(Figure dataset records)
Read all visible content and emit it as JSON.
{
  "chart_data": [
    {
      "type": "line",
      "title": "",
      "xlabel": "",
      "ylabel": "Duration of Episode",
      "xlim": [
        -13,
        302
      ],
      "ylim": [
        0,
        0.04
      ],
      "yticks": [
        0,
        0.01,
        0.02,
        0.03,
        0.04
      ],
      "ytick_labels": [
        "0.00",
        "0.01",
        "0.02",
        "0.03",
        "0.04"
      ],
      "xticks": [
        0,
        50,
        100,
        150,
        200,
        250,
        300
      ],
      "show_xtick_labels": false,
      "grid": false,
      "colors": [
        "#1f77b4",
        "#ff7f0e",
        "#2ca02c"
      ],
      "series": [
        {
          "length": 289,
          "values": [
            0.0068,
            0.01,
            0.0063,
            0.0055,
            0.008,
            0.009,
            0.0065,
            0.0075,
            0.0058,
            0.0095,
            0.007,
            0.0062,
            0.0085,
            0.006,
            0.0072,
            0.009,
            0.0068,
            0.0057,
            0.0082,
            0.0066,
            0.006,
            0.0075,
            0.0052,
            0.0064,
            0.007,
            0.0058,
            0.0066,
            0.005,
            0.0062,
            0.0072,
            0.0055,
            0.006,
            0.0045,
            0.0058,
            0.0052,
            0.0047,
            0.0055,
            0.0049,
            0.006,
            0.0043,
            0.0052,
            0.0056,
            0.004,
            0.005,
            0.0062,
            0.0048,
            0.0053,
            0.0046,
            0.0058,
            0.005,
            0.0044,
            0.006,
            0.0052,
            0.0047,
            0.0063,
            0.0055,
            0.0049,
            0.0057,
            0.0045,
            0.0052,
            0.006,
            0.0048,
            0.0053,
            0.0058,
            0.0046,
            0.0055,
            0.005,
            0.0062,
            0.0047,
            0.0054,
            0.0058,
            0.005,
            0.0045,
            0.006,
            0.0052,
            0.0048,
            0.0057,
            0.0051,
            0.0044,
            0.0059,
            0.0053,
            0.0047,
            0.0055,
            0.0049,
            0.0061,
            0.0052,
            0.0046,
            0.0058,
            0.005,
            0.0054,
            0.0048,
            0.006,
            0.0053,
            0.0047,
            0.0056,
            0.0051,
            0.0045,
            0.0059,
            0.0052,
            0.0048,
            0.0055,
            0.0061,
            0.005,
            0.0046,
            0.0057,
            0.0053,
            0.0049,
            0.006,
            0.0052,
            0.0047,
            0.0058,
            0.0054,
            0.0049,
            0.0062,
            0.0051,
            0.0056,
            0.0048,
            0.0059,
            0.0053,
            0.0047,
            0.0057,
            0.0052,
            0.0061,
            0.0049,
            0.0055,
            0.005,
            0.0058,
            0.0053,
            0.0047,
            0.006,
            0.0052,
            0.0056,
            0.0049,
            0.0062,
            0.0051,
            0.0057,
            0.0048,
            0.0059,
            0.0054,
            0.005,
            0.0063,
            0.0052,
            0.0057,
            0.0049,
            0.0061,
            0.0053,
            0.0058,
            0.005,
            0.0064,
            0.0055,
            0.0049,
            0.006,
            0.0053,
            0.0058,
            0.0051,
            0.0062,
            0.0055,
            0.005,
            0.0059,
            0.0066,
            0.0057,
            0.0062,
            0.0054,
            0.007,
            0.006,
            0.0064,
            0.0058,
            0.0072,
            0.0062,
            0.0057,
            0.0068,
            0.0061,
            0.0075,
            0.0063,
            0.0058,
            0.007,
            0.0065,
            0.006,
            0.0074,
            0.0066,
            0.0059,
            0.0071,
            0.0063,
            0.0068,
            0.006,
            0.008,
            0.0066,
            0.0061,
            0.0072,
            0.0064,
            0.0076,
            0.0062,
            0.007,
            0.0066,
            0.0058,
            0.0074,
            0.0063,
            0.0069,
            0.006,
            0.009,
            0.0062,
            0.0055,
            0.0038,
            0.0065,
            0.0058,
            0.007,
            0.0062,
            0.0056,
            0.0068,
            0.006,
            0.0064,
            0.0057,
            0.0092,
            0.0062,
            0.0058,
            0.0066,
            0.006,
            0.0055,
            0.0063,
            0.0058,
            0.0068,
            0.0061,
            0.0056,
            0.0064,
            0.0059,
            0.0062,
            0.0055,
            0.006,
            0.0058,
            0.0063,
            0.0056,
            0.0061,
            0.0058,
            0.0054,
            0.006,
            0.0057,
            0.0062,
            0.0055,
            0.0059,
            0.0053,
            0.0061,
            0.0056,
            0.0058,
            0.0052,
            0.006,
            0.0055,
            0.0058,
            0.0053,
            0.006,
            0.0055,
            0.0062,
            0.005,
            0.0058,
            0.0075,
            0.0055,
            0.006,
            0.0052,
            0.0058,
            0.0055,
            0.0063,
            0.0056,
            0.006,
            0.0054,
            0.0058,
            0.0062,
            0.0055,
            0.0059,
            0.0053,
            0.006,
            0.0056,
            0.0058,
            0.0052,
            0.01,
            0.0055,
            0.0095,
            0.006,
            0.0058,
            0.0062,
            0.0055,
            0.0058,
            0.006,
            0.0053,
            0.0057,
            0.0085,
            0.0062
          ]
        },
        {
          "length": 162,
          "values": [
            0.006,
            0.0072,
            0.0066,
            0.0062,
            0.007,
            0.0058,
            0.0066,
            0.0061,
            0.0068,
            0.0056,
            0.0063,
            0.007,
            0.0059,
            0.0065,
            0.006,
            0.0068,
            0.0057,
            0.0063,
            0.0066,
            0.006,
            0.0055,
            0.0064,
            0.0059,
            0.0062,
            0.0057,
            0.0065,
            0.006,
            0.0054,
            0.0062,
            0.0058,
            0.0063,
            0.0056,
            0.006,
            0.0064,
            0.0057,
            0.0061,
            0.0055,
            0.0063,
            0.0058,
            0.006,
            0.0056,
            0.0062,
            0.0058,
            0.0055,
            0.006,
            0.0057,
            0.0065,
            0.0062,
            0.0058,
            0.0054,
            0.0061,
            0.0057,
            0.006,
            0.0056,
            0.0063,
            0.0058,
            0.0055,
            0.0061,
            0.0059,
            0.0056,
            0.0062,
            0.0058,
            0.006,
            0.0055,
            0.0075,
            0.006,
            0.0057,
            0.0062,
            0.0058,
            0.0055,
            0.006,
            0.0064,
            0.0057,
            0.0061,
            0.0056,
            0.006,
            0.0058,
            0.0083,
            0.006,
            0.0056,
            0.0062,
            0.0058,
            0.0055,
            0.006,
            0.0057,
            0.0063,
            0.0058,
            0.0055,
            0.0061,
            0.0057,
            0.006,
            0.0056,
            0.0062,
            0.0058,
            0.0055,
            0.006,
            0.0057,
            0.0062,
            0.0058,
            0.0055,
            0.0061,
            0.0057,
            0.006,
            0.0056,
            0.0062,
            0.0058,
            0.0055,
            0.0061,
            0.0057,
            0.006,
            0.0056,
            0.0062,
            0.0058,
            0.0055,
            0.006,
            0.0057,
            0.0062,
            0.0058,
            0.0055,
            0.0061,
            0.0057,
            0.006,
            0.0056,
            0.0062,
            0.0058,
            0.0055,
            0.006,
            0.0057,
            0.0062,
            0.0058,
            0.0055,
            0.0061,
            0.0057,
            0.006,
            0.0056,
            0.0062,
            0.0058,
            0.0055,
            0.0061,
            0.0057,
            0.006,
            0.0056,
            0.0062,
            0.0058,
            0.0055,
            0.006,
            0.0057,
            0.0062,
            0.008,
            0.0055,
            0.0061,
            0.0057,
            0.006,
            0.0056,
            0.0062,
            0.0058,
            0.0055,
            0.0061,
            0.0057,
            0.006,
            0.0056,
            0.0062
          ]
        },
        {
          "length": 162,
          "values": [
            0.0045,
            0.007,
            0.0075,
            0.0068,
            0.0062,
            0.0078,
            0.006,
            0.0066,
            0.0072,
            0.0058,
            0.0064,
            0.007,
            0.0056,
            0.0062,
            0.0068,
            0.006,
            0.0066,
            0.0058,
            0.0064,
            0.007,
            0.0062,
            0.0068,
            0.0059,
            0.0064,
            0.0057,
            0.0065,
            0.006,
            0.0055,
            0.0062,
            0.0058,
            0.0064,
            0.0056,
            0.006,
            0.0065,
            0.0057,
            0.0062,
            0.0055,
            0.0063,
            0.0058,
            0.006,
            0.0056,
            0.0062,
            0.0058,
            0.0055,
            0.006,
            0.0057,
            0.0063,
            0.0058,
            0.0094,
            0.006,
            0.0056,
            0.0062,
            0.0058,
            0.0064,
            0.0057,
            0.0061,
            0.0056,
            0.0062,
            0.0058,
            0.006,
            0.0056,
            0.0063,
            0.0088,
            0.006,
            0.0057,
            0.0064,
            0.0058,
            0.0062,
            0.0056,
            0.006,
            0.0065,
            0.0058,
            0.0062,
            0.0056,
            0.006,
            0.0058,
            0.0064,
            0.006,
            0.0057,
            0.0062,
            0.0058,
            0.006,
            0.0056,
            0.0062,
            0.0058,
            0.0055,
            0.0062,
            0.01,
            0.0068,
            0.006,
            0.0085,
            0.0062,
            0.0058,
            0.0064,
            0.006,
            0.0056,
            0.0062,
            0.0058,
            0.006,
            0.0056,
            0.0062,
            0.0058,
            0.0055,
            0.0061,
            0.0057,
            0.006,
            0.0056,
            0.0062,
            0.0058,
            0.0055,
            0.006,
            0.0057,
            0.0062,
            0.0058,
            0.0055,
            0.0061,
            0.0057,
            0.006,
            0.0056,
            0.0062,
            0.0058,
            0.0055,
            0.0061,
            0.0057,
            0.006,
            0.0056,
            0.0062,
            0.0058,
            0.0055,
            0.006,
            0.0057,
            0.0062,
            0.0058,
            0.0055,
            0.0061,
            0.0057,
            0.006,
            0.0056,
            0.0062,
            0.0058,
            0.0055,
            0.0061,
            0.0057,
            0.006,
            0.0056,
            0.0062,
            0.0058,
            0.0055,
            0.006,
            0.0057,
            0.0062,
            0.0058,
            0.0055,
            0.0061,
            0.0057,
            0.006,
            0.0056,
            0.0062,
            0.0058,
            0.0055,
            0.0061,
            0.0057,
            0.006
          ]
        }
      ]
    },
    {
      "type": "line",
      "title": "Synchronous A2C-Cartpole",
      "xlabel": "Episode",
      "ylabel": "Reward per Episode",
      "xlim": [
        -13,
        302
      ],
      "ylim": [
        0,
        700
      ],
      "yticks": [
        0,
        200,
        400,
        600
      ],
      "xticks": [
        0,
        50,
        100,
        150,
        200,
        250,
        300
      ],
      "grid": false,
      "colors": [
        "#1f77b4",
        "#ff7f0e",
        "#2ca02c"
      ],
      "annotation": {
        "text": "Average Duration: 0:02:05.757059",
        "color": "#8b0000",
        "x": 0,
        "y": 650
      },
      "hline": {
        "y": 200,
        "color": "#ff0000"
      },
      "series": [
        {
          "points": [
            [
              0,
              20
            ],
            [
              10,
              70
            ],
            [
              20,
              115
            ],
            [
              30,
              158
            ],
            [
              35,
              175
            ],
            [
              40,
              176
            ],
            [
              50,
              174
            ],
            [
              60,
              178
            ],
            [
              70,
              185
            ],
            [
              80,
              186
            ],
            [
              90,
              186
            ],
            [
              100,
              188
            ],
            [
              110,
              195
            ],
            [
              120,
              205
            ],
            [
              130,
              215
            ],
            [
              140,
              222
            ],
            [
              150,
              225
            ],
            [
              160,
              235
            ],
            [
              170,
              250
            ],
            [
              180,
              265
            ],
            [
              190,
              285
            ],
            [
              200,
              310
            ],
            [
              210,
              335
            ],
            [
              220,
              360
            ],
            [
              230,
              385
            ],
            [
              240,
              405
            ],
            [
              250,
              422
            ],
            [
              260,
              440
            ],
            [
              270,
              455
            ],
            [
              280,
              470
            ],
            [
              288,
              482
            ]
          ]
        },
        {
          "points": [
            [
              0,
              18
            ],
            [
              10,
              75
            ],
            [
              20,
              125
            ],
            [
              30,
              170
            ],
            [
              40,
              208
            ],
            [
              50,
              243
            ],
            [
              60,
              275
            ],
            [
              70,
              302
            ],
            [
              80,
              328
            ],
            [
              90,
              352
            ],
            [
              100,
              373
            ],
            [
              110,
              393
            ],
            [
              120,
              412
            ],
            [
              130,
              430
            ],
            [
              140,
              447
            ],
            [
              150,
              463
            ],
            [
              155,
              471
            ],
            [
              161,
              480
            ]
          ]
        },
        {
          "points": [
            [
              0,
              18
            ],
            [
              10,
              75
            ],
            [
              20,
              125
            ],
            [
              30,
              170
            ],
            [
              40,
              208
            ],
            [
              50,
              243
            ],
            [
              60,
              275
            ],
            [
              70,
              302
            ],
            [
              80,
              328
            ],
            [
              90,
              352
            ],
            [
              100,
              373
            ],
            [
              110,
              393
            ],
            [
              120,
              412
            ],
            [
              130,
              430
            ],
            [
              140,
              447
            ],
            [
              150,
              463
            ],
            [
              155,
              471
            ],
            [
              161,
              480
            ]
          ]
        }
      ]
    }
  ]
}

**Task to carry out**.
Only a number is wanted: how many lines contain "ylabel"?

**Answer**.
2